PAGE TEXT ▸
United Learning is a group of state-funded schools and fee-paying private schools operating in England. United Learning is the trading name for United Church Schools Trust (UCST) and United Learning Trust (ULT). It is one of the largest 10 charities with the most employees in the UK, with central offices in Peterborough, London and Salford. It is governed by a board of trustees and run by an executive team. In 2012, ULT and UCST rebranded to operate under one name, United Learning. They legally remain as two separate charities.

History 
United Church Schools Trust began life as the Church Schools Company, formed in 1883 by a committee including the Archbishop of Canterbury. The company was formed in response to the lack of academic education available for girls. The first school the company opened was Surbiton High School in 1884. By 1885, the company had 10 schools with 653 pupils between them.

United Learning Trust was formed in 2002 as a subsidiary of the United Church Schools Trust (which comprised independent schools only) in response to the government's invitation to develop new state academies. United Learning Trust's first academy, Manchester Academy, opened in 2003, replacing Ducie High School, a school with a severe truancy problem; the academy received an "outstanding" report from Ofsted in 2009. Inspectors noted: "No matter what their background, all groups of students make outstanding progress as they move through the years."

In 2012, it was agreed that United Church Schools Trust and United Learning Trust should come together under the same branding, 'United Learning', bringing together the state and independent schools represented by the two related charities.

DATA ROWS ▸
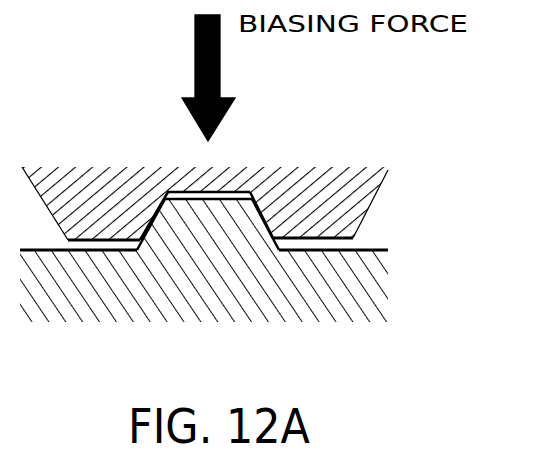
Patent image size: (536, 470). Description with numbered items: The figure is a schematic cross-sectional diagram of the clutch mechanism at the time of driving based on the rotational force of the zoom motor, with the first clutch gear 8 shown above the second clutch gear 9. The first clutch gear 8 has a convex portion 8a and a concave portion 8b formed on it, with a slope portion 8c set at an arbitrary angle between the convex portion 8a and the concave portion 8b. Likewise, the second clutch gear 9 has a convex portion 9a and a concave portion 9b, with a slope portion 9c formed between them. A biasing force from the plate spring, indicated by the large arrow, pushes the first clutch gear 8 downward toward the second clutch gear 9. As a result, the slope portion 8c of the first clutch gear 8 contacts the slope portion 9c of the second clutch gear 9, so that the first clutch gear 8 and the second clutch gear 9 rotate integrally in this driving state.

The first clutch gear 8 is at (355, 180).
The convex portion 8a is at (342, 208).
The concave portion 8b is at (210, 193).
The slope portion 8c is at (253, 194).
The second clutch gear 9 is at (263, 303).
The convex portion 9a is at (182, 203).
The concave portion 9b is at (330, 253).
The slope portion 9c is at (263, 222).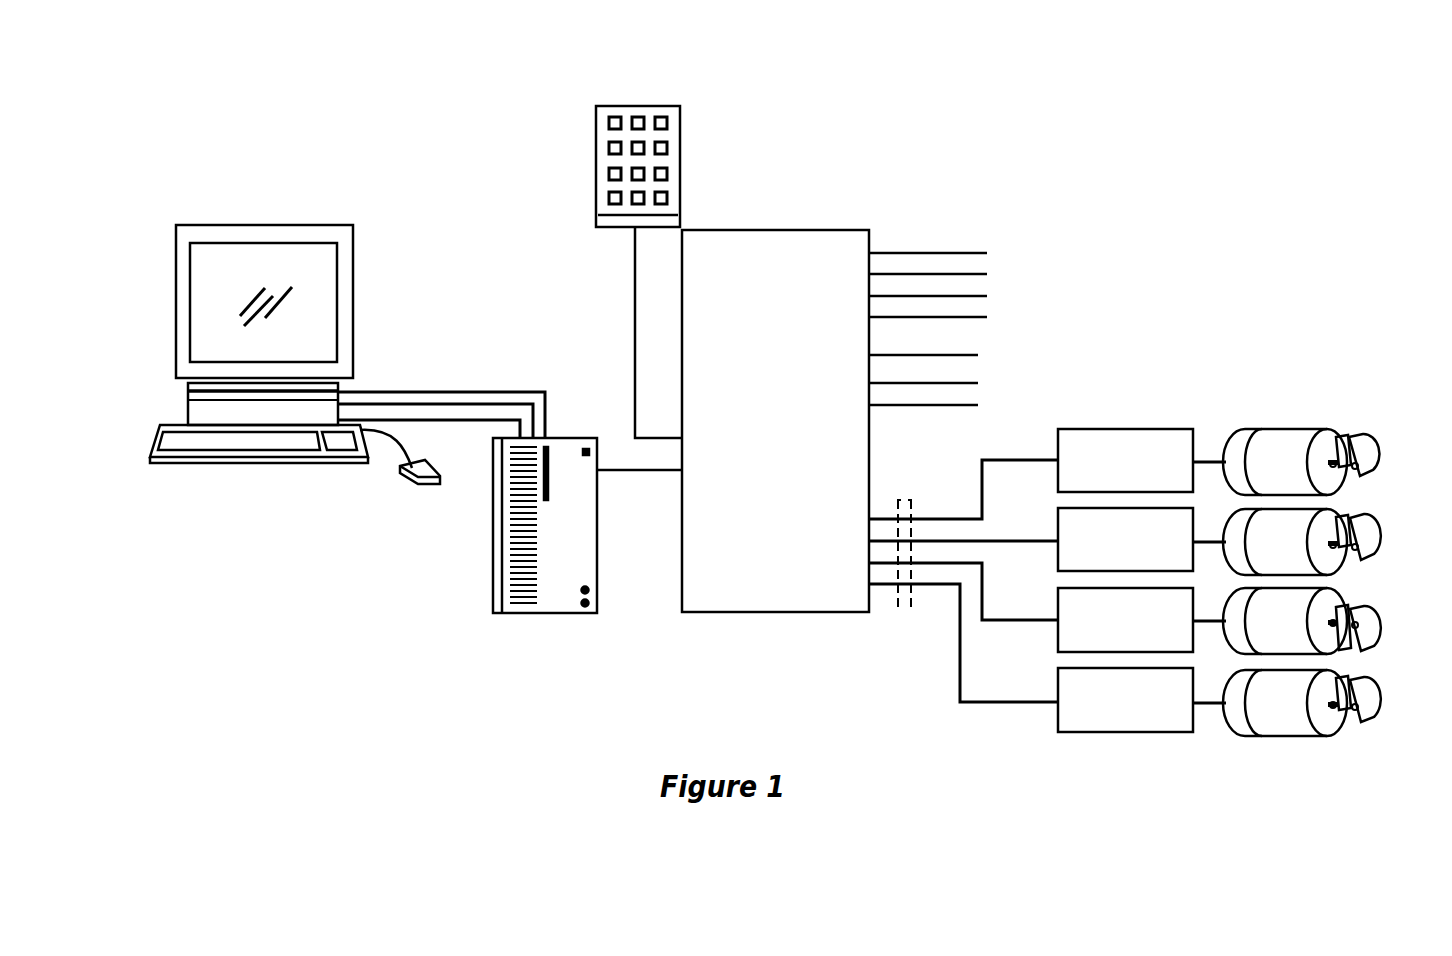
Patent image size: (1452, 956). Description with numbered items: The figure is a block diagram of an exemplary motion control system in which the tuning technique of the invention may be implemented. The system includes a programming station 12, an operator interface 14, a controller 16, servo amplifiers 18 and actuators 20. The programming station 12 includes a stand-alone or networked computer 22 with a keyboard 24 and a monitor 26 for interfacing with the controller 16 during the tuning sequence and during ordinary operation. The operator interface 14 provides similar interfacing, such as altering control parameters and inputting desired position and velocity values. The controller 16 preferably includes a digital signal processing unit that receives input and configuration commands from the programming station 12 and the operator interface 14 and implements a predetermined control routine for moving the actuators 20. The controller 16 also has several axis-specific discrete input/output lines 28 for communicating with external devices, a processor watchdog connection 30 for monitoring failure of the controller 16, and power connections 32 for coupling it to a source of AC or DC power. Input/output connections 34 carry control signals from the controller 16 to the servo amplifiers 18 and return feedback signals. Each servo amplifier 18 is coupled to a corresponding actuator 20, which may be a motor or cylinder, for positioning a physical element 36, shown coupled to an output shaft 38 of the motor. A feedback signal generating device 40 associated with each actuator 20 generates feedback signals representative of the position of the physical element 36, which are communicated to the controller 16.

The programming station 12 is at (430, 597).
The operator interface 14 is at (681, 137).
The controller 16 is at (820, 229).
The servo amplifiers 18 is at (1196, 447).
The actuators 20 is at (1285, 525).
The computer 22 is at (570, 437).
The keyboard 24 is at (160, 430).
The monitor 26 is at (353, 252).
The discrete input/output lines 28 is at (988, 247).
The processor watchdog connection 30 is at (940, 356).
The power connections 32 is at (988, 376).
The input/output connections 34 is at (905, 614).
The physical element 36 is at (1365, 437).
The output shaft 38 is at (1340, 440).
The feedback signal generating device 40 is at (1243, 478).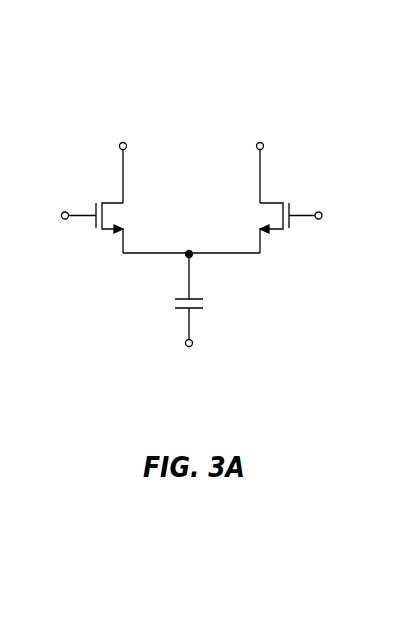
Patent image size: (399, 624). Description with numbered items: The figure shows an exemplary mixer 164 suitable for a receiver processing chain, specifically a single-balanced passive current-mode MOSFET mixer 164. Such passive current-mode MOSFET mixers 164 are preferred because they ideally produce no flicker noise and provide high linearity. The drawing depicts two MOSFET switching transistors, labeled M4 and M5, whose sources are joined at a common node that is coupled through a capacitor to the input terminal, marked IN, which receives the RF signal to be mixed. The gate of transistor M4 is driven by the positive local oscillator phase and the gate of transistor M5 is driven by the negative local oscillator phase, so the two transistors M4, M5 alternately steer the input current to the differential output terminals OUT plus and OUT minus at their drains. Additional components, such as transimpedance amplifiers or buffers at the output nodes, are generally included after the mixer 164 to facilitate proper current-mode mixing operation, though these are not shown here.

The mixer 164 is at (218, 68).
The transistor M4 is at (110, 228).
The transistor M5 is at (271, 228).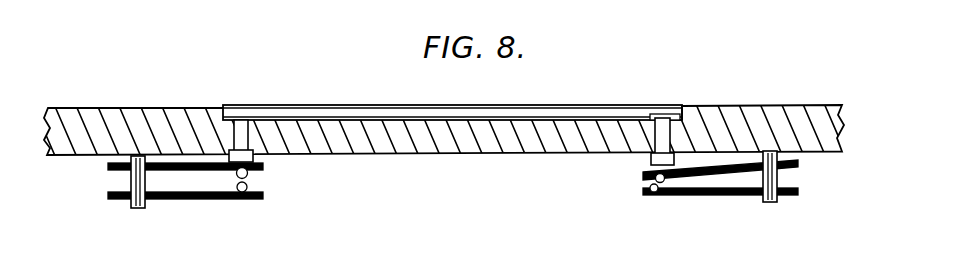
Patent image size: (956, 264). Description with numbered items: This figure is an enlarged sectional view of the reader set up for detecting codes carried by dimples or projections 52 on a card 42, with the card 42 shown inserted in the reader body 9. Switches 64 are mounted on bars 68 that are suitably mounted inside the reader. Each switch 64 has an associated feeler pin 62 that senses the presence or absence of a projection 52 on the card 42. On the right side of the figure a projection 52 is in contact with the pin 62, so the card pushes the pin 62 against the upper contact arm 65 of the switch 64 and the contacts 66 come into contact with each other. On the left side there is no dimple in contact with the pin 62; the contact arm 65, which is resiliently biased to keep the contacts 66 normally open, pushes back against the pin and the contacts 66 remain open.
...
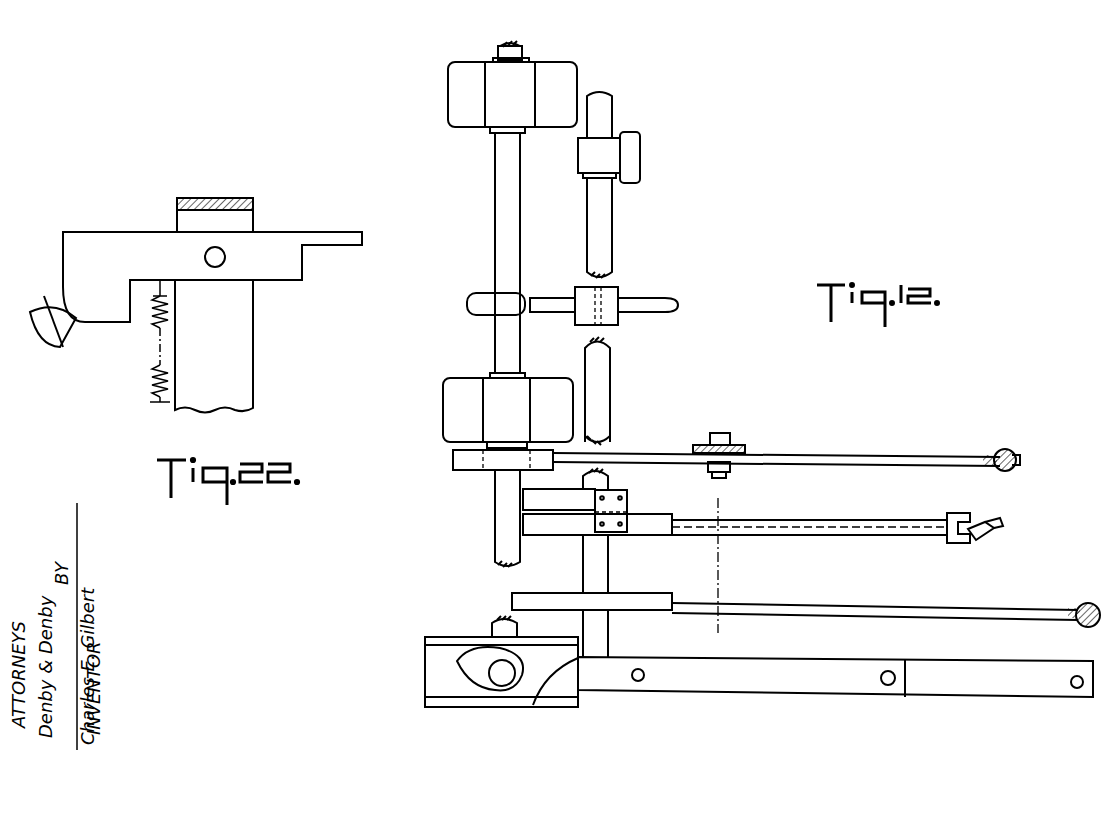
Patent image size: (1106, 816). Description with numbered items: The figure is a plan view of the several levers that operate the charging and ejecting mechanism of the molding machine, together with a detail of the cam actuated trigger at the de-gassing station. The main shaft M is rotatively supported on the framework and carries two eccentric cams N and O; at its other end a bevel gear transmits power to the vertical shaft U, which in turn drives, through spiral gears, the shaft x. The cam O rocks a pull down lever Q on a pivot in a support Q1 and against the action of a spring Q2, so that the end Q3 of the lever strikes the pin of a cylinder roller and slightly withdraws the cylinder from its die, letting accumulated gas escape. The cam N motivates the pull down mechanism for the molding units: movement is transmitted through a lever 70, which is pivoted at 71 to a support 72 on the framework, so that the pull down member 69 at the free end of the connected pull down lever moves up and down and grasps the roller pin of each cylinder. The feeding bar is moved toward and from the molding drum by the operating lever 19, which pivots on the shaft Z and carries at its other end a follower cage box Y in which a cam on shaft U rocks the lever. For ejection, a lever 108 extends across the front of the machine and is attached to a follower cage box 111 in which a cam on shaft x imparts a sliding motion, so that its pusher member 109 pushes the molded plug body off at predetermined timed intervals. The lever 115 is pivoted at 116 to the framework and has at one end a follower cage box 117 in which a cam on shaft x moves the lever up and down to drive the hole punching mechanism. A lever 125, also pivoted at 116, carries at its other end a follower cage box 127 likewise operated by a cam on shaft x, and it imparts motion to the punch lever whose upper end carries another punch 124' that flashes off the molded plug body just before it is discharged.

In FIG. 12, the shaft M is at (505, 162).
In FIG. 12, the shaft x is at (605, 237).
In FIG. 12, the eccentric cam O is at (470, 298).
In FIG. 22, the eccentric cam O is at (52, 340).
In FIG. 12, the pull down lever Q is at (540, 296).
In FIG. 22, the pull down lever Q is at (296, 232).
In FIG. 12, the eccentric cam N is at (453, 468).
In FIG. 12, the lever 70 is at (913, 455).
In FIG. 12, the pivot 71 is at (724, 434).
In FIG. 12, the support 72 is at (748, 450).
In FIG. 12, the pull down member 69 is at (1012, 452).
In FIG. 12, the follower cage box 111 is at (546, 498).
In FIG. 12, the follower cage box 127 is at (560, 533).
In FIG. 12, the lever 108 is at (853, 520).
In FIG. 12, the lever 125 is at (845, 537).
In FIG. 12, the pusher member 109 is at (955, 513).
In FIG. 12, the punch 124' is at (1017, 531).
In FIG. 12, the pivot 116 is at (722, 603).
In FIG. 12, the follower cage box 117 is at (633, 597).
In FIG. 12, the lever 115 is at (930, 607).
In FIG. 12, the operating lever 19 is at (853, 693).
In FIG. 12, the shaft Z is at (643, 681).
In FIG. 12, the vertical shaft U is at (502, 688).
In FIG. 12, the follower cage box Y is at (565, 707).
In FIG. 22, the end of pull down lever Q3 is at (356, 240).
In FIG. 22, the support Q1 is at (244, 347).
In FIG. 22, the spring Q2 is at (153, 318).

WHAT THE TASK ASKS ▸ From the text about United Learning above, quote word for word the passage that begins with the words "In 2012, it" and ends with "two related charities.".

OUTPUT ▸
In 2012, it was agreed that United Church Schools Trust and United Learning Trust should come together under the same branding, 'United Learning', bringing together the state and independent schools represented by the two related charities.